======== ENTRIES PROVIDED ========

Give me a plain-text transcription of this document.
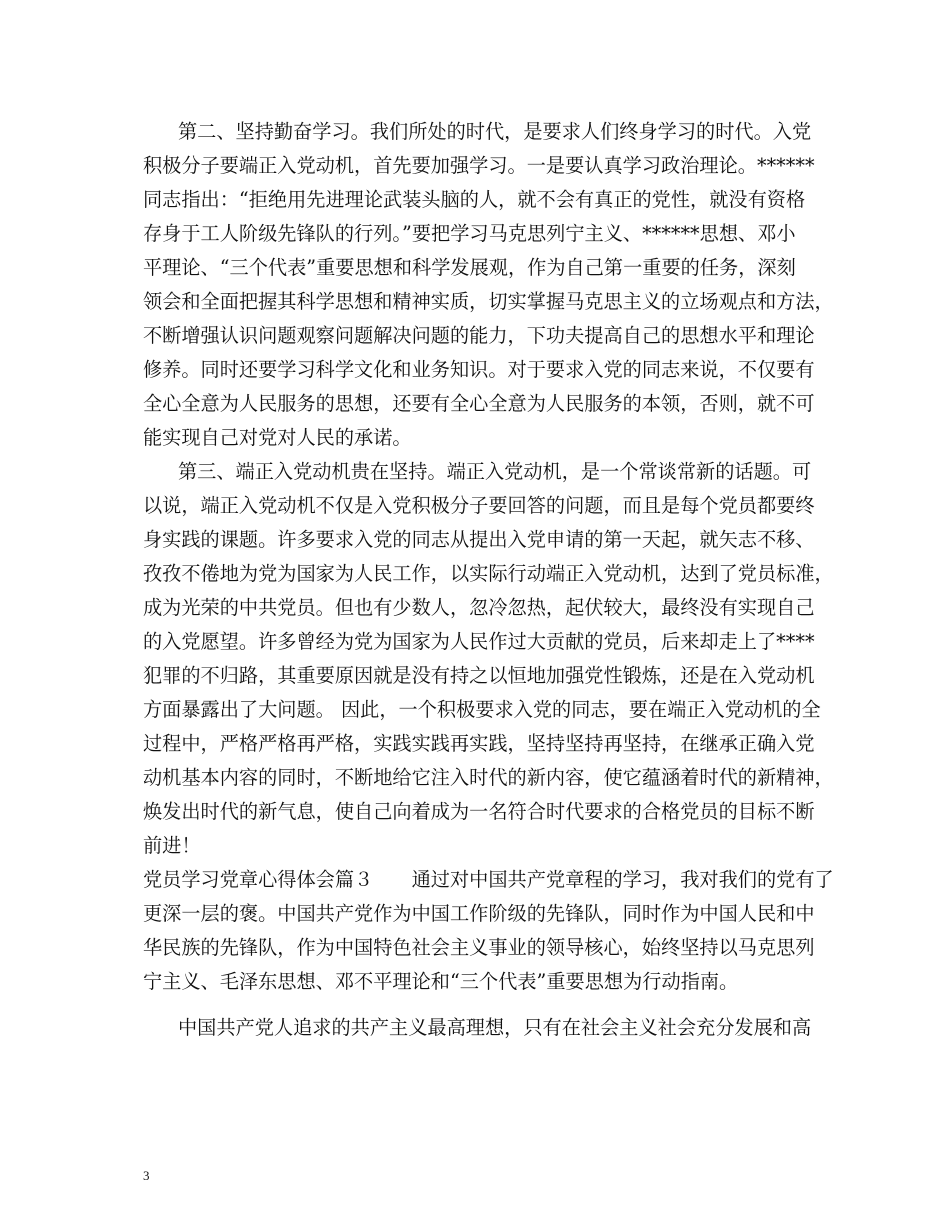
第二、坚持勤奋学习。我们所处的时代，是要求人们终身学习的时代。入党
积极分子要端正入党动机，首先要加强学习。一是要认真学习政治理论。******
同志指出：“拒绝用先进理论武装头脑的人，就不会有真正的党性，就没有资格
存身于工人阶级先锋队的行列。”要把学习马克思列宁主义、******思想、邓小
平理论、“三个代表”重要思想和科学发展观，作为自己第一重要的任务，深刻
领会和全面把握其科学思想和精神实质，切实掌握马克思主义的立场观点和方法，
不断增强认识问题观察问题解决问题的能力，下功夫提高自己的思想水平和理论
修养。同时还要学习科学文化和业务知识。对于要求入党的同志来说，不仅要有
全心全意为人民服务的思想，还要有全心全意为人民服务的本领，否则，就不可
能实现自己对党对人民的承诺。
第三、端正入党动机贵在坚持。端正入党动机，是一个常谈常新的话题。可
以说，端正入党动机不仅是入党积极分子要回答的问题，而且是每个党员都要终
身实践的课题。许多要求入党的同志从提出入党申请的第一天起，就矢志不移、
孜孜不倦地为党为国家为人民工作，以实际行动端正入党动机，达到了党员标准，
成为光荣的中共党员。但也有少数人，忽冷忽热，起伏较大，最终没有实现自己
的入党愿望。许多曾经为党为国家为人民作过大贡献的党员，后来却走上了****
犯罪的不归路，其重要原因就是没有持之以恒地加强党性锻炼，还是在入党动机
方面暴露出了大问题。 因此，一个积极要求入党的同志，要在端正入党动机的全
过程中，严格严格再严格，实践实践再实践，坚持坚持再坚持，在继承正确入党
动机基本内容的同时，不断地给它注入时代的新内容，使它蕴涵着时代的新精神，
焕发出时代的新气息，使自己向着成为一名符合时代要求的合格党员的目标不断
前进！
党员学习党章心得体会篇３　　通过对中国共产党章程的学习，我对我们的党有了
更深一层的褒。中国共产党作为中国工作阶级的先锋队，同时作为中国人民和中
华民族的先锋队，作为中国特色社会主义事业的领导核心，始终坚持以马克思列
宁主义、毛泽东思想、邓不平理论和“三个代表”重要思想为行动指南。
中国共产党人追求的共产主义最高理想，只有在社会主义社会充分发展和高
3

========

▸ EXERCISE
Look over the material above and show each line where "三个代表" appears.

▸ REPLY TO THE EXERCISE
平理论、“三个代表”重要思想和科学发展观，作为自己第一重要的任务，深刻
宁主义、毛泽东思想、邓不平理论和“三个代表”重要思想为行动指南。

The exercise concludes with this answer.